Supplied records:
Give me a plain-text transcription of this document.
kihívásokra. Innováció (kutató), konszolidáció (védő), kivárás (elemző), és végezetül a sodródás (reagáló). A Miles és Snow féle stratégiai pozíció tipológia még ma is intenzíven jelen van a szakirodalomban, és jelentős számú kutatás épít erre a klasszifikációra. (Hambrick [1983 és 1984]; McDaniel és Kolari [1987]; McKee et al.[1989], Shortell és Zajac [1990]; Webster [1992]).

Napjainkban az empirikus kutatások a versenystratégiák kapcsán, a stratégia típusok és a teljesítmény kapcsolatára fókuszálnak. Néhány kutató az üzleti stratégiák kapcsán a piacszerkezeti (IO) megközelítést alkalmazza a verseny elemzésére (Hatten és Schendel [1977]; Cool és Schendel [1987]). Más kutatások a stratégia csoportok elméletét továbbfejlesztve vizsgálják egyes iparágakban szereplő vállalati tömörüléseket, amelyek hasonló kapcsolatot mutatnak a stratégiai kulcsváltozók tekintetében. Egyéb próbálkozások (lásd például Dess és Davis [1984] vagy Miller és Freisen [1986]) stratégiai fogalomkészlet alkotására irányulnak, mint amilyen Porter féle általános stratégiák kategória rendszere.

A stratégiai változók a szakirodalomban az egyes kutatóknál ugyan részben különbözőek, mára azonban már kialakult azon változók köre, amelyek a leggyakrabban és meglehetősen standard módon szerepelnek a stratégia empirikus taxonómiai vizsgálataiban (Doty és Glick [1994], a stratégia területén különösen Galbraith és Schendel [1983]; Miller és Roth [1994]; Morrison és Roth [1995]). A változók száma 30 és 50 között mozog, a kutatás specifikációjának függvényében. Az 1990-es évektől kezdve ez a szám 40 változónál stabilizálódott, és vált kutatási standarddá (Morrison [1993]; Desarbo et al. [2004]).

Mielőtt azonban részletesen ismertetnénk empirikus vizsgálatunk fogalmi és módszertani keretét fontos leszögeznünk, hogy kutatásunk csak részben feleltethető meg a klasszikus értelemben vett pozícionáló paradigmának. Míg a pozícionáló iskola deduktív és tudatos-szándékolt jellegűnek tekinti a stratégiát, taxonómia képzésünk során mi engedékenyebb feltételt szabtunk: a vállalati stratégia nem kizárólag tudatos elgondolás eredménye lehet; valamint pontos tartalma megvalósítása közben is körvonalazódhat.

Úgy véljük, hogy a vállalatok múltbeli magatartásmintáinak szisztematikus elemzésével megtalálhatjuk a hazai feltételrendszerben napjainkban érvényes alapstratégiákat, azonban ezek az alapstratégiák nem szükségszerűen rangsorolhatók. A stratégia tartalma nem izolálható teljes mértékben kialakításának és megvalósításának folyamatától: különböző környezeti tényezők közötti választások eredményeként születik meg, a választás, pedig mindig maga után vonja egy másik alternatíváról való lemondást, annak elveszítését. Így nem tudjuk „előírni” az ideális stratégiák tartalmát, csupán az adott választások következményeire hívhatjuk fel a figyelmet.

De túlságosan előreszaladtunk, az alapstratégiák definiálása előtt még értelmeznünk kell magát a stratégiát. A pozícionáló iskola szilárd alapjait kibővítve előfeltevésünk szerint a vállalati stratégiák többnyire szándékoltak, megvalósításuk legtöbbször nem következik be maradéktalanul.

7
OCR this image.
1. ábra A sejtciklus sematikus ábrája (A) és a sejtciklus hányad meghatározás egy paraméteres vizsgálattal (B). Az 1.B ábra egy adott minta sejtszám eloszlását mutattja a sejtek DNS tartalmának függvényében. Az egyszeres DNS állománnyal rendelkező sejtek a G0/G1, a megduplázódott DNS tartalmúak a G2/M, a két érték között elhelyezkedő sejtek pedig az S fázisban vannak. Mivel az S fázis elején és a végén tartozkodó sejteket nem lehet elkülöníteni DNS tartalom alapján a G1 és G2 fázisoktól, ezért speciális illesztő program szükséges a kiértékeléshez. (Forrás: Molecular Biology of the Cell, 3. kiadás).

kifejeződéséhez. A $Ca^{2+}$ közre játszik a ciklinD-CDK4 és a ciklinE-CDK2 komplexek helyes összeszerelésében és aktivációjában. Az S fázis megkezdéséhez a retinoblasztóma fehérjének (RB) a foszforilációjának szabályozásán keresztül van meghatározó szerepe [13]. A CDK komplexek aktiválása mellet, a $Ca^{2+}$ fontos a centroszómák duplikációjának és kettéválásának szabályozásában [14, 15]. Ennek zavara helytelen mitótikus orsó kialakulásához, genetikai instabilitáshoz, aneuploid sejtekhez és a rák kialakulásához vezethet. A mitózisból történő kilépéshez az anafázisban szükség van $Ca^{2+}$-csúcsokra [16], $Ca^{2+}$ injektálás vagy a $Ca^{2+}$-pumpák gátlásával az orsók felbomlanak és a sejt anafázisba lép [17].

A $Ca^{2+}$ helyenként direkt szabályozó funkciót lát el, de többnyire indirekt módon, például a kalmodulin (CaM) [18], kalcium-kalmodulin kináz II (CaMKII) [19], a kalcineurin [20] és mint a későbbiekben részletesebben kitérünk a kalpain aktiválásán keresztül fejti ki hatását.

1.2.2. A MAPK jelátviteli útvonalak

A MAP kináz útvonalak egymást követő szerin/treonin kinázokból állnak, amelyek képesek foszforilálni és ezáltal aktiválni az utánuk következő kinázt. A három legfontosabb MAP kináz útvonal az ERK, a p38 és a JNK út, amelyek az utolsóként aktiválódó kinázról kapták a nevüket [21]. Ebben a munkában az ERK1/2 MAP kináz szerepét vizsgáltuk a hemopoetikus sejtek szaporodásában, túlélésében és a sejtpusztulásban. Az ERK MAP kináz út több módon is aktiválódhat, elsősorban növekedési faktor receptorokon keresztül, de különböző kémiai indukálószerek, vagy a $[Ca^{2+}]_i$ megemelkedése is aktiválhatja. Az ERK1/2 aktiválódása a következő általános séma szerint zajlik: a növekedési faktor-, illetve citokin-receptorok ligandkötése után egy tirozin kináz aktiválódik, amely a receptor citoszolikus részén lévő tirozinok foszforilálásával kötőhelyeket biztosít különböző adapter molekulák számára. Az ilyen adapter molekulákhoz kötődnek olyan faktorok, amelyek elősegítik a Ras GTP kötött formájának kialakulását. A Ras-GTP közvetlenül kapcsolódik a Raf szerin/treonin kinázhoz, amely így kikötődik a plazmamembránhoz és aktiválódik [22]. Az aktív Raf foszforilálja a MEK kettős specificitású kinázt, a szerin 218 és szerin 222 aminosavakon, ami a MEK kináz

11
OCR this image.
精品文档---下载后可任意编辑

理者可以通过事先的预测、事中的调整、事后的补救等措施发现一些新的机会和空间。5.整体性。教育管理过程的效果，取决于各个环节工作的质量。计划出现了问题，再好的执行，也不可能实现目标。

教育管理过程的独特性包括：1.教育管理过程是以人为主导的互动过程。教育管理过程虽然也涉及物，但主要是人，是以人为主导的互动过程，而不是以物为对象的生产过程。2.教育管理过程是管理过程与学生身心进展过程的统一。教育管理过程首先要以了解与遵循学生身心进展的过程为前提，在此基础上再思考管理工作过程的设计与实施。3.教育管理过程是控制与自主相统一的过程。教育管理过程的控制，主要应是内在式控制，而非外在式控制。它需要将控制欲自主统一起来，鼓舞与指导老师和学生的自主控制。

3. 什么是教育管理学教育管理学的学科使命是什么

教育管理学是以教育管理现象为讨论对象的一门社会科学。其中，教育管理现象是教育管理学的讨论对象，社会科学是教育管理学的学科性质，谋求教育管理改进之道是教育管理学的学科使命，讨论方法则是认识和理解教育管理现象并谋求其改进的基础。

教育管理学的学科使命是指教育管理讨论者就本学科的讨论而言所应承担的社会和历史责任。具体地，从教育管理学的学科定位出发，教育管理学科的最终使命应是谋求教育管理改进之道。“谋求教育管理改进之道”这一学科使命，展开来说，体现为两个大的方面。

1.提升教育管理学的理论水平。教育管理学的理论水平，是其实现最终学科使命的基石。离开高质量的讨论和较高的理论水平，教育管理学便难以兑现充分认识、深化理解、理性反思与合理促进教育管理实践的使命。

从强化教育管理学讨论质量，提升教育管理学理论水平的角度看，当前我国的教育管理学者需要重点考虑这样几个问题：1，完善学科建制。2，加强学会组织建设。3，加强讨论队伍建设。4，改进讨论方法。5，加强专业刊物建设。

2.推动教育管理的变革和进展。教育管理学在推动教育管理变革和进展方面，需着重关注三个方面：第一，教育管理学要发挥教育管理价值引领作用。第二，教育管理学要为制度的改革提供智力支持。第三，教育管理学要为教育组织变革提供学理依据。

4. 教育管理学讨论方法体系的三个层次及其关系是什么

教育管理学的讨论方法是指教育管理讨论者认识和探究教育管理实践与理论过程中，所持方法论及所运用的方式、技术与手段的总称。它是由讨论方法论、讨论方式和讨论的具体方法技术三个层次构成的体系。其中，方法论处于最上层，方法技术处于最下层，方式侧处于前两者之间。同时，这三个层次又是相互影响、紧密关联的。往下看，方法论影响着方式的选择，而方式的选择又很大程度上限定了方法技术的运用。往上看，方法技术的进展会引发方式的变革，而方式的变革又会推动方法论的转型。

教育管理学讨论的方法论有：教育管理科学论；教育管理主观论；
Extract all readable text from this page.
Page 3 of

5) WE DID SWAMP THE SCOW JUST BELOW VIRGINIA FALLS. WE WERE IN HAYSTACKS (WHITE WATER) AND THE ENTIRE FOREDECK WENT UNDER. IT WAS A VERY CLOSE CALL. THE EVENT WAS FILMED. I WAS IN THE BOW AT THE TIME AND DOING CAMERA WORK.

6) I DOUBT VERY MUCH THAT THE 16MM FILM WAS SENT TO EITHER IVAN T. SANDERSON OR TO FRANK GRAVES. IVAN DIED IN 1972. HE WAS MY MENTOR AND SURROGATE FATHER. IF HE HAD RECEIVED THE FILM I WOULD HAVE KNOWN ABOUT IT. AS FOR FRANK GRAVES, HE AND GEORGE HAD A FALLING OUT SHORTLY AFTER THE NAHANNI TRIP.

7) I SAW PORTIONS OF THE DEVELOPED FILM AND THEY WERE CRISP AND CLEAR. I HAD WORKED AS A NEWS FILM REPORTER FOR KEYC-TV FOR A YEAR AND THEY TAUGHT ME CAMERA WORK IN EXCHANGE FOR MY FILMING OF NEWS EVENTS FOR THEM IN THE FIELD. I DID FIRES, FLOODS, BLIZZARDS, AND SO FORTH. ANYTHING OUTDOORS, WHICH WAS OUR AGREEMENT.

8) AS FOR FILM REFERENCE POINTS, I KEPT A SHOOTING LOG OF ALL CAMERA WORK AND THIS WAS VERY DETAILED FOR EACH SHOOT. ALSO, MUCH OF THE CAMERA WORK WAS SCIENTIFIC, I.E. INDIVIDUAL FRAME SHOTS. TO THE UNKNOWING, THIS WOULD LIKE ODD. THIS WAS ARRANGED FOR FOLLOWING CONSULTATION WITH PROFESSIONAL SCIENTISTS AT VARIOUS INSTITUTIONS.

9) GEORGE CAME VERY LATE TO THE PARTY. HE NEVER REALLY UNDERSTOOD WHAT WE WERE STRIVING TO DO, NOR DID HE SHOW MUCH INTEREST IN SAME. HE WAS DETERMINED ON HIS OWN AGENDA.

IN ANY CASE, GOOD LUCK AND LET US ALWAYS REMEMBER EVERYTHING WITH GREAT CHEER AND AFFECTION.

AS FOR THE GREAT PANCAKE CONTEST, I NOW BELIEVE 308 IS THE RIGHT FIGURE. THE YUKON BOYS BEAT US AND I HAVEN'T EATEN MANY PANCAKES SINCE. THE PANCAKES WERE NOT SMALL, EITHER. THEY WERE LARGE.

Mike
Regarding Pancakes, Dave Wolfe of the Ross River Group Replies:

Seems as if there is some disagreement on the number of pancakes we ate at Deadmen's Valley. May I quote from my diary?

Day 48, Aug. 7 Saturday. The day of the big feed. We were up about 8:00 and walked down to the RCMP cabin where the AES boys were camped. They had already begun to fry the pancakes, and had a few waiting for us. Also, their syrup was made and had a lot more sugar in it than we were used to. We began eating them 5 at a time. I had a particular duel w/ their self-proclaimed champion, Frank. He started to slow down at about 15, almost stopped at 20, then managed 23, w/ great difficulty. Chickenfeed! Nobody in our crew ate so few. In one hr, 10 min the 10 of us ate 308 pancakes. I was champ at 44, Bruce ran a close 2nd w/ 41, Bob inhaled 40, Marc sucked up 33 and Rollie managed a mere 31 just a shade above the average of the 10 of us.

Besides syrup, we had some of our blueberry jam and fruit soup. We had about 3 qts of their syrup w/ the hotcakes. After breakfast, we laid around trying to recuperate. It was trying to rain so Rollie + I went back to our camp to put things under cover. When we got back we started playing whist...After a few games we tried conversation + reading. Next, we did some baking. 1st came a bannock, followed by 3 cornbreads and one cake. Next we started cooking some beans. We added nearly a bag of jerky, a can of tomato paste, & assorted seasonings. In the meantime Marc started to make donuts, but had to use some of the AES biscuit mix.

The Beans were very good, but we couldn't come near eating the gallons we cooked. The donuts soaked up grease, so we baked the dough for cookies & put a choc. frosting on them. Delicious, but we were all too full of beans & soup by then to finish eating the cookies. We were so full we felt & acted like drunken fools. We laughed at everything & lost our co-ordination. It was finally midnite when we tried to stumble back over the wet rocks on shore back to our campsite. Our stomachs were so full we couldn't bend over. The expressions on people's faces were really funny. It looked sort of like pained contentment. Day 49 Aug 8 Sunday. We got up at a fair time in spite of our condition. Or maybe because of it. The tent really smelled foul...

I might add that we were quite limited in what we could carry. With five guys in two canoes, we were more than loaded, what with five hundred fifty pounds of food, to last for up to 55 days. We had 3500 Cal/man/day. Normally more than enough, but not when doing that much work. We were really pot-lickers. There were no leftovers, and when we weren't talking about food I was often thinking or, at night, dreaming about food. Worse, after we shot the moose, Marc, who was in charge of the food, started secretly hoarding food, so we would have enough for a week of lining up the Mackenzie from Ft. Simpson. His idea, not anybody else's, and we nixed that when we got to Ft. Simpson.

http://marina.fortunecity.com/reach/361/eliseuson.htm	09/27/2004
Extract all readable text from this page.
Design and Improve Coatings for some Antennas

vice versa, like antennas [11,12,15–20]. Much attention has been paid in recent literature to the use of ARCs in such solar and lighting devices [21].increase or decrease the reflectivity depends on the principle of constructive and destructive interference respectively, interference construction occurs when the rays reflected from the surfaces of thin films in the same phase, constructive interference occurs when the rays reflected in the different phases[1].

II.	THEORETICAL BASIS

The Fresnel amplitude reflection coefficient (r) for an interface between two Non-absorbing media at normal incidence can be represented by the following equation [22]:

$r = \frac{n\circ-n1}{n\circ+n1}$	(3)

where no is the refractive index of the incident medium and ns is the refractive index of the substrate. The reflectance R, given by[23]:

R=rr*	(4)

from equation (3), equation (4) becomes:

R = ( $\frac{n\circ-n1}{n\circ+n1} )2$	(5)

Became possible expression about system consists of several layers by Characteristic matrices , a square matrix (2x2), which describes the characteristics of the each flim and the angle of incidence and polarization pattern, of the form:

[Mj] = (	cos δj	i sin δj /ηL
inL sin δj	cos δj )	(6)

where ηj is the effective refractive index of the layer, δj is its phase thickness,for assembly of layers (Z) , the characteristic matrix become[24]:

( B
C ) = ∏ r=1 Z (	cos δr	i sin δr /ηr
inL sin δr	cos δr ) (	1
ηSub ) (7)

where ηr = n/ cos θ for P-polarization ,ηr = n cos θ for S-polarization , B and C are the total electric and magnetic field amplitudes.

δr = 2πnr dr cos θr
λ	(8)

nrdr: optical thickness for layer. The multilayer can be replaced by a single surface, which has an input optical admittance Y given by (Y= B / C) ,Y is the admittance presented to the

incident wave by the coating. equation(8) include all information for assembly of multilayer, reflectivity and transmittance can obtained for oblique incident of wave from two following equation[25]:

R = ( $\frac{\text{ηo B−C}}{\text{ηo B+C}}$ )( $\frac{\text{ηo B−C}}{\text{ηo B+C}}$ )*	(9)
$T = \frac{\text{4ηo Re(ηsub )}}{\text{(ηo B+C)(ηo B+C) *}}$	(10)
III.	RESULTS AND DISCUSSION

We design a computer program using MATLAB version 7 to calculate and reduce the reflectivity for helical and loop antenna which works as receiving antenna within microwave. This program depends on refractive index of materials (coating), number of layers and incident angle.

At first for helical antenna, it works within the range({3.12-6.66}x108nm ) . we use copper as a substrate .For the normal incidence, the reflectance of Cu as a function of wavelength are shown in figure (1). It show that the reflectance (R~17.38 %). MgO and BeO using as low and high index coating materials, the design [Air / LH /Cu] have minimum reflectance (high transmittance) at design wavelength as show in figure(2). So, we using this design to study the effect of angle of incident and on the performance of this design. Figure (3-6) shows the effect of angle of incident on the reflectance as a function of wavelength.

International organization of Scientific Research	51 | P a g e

Given task: From the entries above, return each line with the word "text" in it.

Solution for this exercise:
Give me a plain-text transcription of this document.
Extract all readable text from this page.
Extract all readable text from this page.
R = ( $\frac{\text{ηo B−C}}{\text{ηo B+C}}$ )( $\frac{\text{ηo B−C}}{\text{ηo B+C}}$ )*	(9)
$T = \frac{\text{4ηo Re(ηsub )}}{\text{(ηo B+C)(ηo B+C) *}}$	(10)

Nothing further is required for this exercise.